[start of INPUT FOR THIS TASK]

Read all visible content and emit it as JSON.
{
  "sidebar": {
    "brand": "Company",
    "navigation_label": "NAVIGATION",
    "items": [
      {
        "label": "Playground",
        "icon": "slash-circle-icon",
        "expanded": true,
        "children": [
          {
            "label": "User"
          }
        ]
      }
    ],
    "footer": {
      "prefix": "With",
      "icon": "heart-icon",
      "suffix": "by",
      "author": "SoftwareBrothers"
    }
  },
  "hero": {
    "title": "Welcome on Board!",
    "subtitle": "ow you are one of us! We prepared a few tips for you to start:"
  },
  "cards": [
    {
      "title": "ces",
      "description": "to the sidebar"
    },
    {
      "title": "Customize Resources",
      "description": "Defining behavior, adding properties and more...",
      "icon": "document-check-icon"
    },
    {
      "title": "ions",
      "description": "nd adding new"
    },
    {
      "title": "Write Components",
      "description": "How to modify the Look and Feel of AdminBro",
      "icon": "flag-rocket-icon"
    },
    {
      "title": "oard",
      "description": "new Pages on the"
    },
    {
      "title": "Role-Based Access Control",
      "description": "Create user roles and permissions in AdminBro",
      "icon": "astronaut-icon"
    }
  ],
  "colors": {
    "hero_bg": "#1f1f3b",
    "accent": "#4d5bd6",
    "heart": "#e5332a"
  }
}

[end of INPUT FOR THIS TASK]

WRITTEN PROBLEM: Take the material above and return all of it exactly.

FINISHED TASK:
Read all visible content and emit it as JSON.
{
  "sidebar": {
    "brand": "Company",
    "navigation_label": "NAVIGATION",
    "items": [
      {
        "label": "Playground",
        "icon": "slash-circle-icon",
        "expanded": true,
        "children": [
          {
            "label": "User"
          }
        ]
      }
    ],
    "footer": {
      "prefix": "With",
      "icon": "heart-icon",
      "suffix": "by",
      "author": "SoftwareBrothers"
    }
  },
  "hero": {
    "title": "Welcome on Board!",
    "subtitle": "ow you are one of us! We prepared a few tips for you to start:"
  },
  "cards": [
    {
      "title": "ces",
      "description": "to the sidebar"
    },
    {
      "title": "Customize Resources",
      "description": "Defining behavior, adding properties and more...",
      "icon": "document-check-icon"
    },
    {
      "title": "ions",
      "description": "nd adding new"
    },
    {
      "title": "Write Components",
      "description": "How to modify the Look and Feel of AdminBro",
      "icon": "flag-rocket-icon"
    },
    {
      "title": "oard",
      "description": "new Pages on the"
    },
    {
      "title": "Role-Based Access Control",
      "description": "Create user roles and permissions in AdminBro",
      "icon": "astronaut-icon"
    }
  ],
  "colors": {
    "hero_bg": "#1f1f3b",
    "accent": "#4d5bd6",
    "heart": "#e5332a"
  }
}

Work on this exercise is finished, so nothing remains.